[Task to carry out] Find the lines holding "berishi" and copy them.

____ Input material

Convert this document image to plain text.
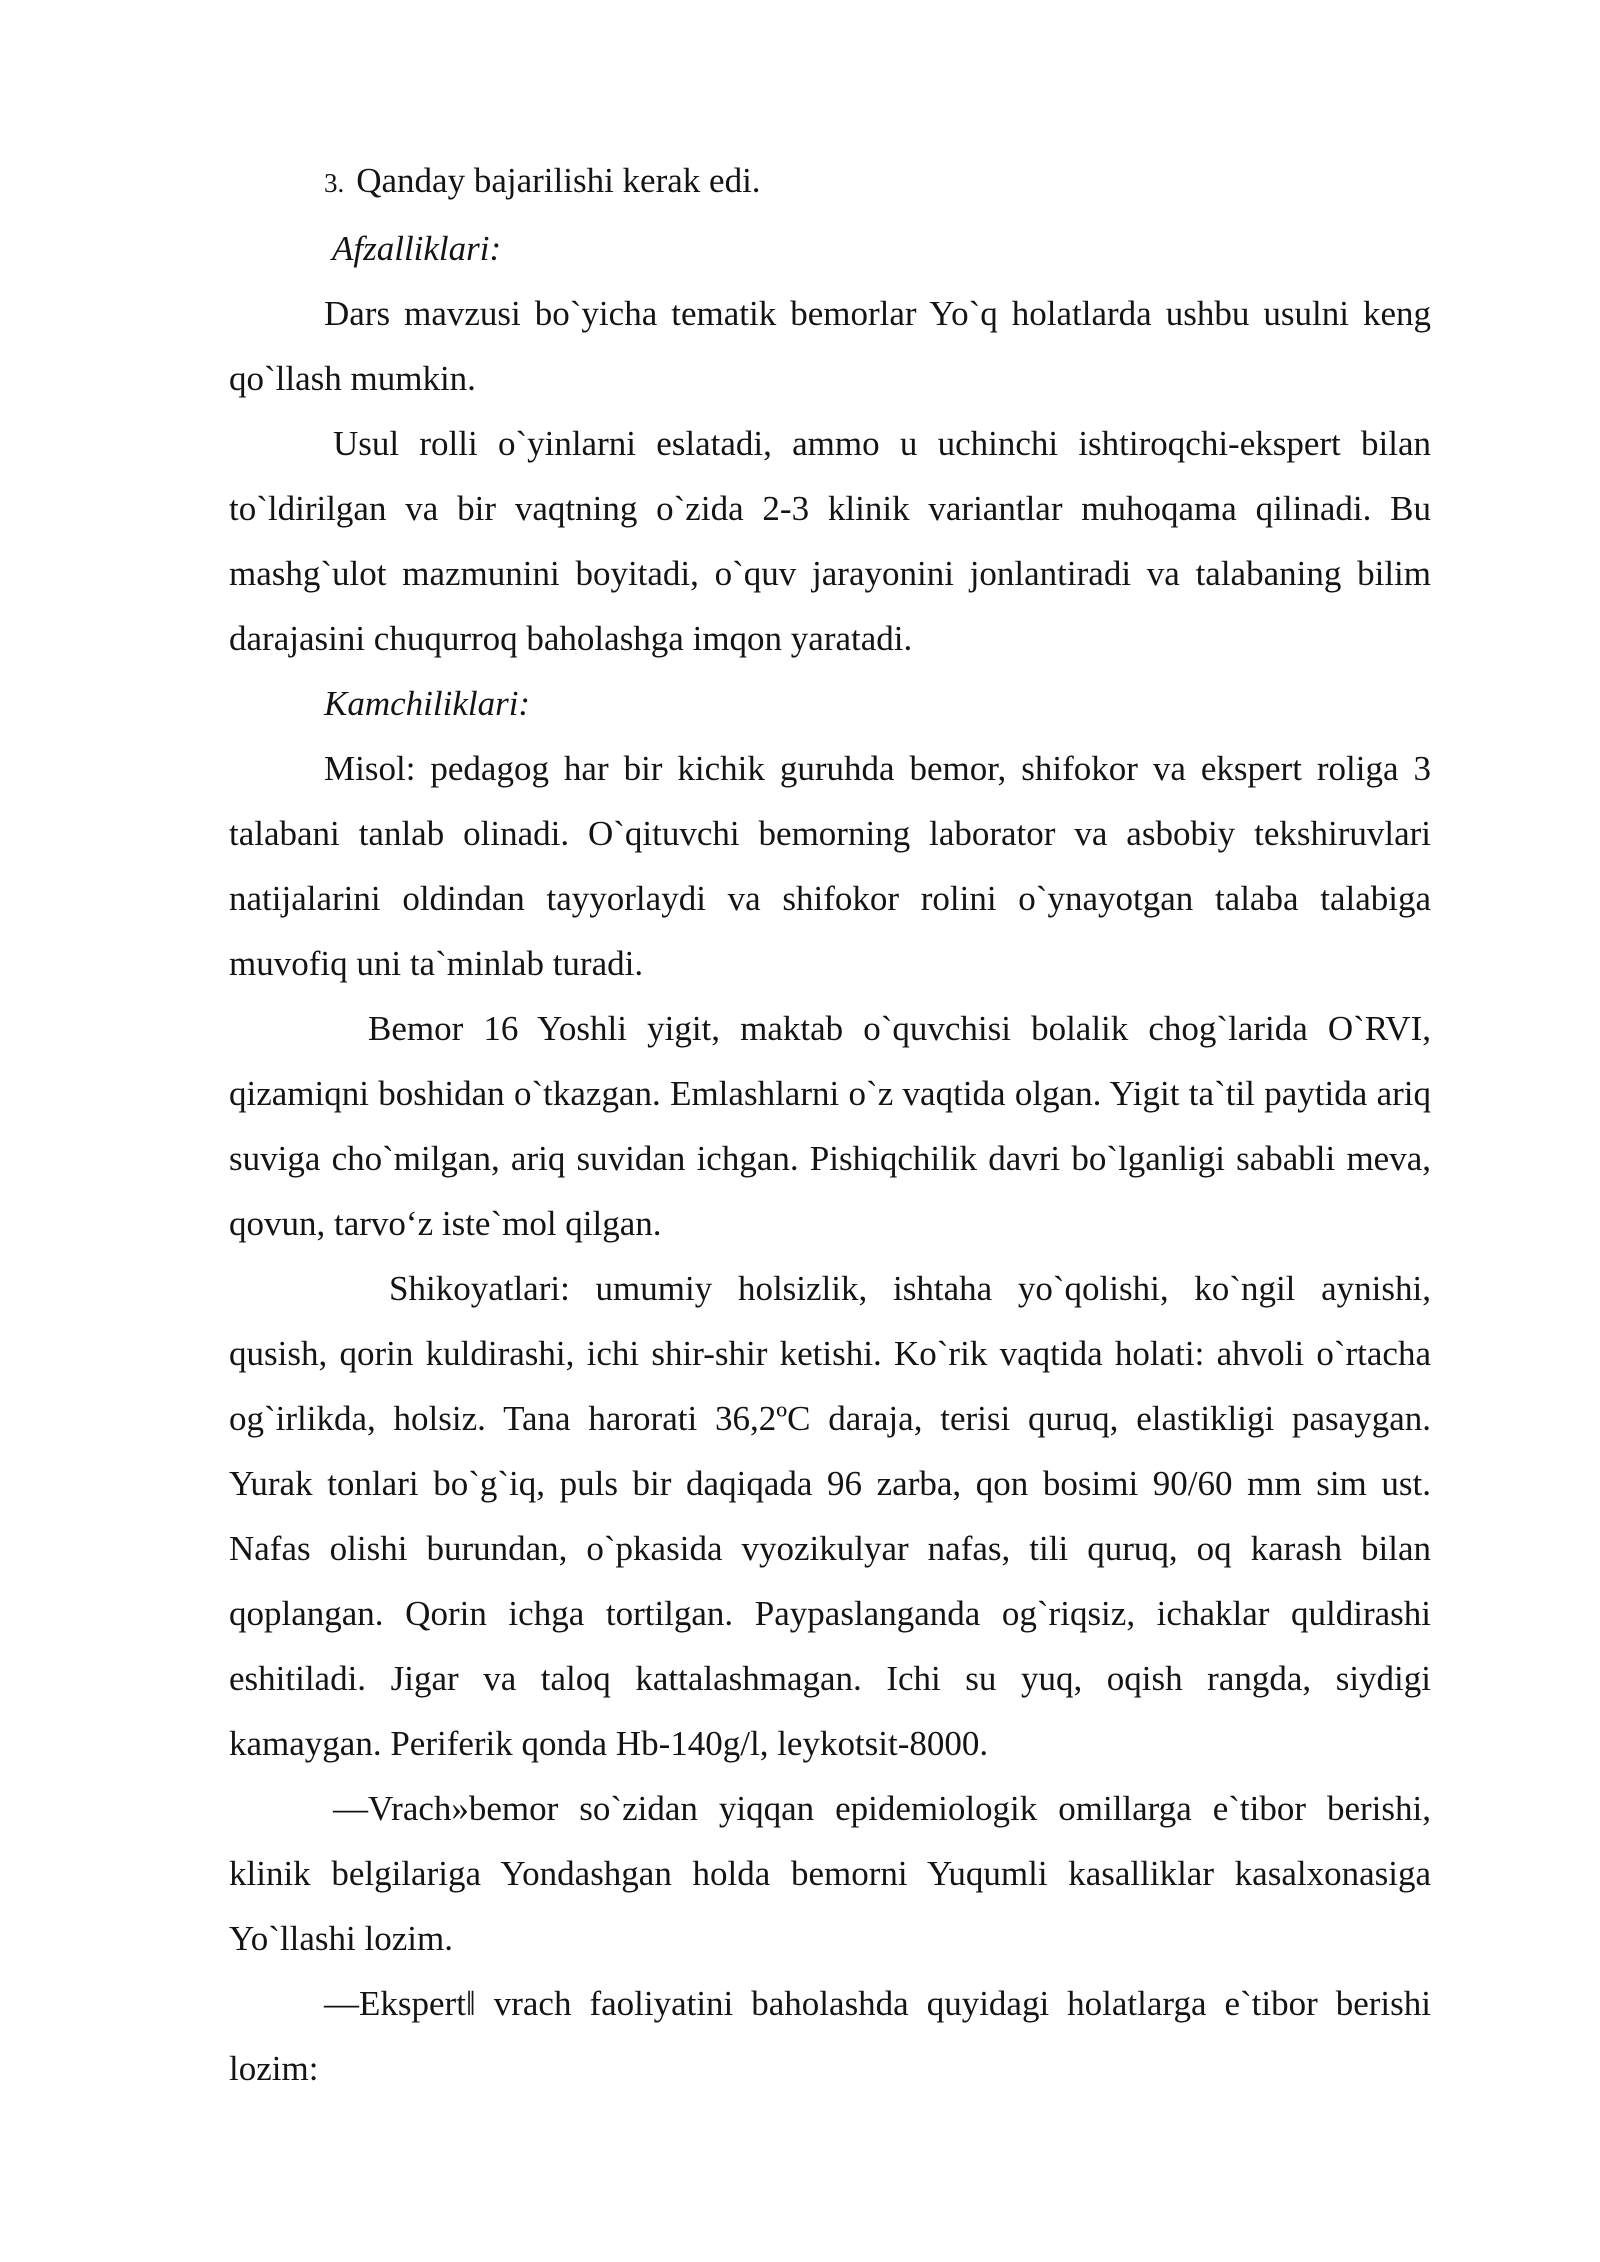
3. Qanday bajarilishi kerak edi.

Afzalliklari:

Dars mavzusi bo`yicha tematik bemorlar Yo`q holatlarda ushbu usulni keng qo`llash mumkin.

Usul rolli o`yinlarni eslatadi, ammo u uchinchi ishtiroqchi-ekspert bilan to`ldirilgan va bir vaqtning o`zida 2-3 klinik variantlar muhoqama qilinadi. Bu mashg`ulot mazmunini boyitadi, o`quv jarayonini jonlantiradi va talabaning bilim darajasini chuqurroq baholashga imqon yaratadi.

Kamchiliklari:

Misol: pedagog har bir kichik guruhda bemor, shifokor va ekspert roliga 3 talabani tanlab olinadi. O`qituvchi bemorning laborator va asbobiy tekshiruvlari natijalarini oldindan tayyorlaydi va shifokor rolini o`ynayotgan talaba talabiga muvofiq uni ta`minlab turadi.

Bemor 16 Yoshli yigit, maktab o`quvchisi bolalik chog`larida O`RVI, qizamiqni boshidan o`tkazgan. Emlashlarni o`z vaqtida olgan. Yigit ta`til paytida ariq suviga cho`milgan, ariq suvidan ichgan. Pishiqchilik davri bo`lganligi sababli meva, qovun, tarvo‘z iste`mol qilgan.

Shikoyatlari: umumiy holsizlik, ishtaha yo`qolishi, ko`ngil aynishi, qusish, qorin kuldirashi, ichi shir-shir ketishi. Ko`rik vaqtida holati: ahvoli o`rtacha og`irlikda, holsiz. Tana harorati 36,2ºC daraja, terisi quruq, elastikligi pasaygan. Yurak tonlari bo`g`iq, puls bir daqiqada 96 zarba, qon bosimi 90/60 mm sim ust. Nafas olishi burundan, o`pkasida vyozikulyar nafas, tili quruq, oq karash bilan qoplangan. Qorin ichga tortilgan. Paypaslanganda og`riqsiz, ichaklar quldirashi eshitiladi. Jigar va taloq kattalashmagan. Ichi su yuq, oqish rangda, siydigi kamaygan. Periferik qonda Hb-140g/l, leykotsit-8000.

—Vrach»bemor so`zidan yiqqan epidemiologik omillarga e`tibor berishi, klinik belgilariga Yondashgan holda bemorni Yuqumli kasalliklar kasalxonasiga Yo`llashi lozim.

—Ekspert‖ vrach faoliyatini baholashda quyidagi holatlarga e`tibor berishi lozim:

________

[Final answer]
—Vrach»bemor so`zidan yiqqan epidemiologik omillarga e`tibor berishi, klinik belgilariga Yondashgan holda bemorni Yuqumli kasalliklar kasalxonasiga Yo`llashi lozim.
—Ekspert‖ vrach faoliyatini baholashda quyidagi holatlarga e`tibor berishi lozim:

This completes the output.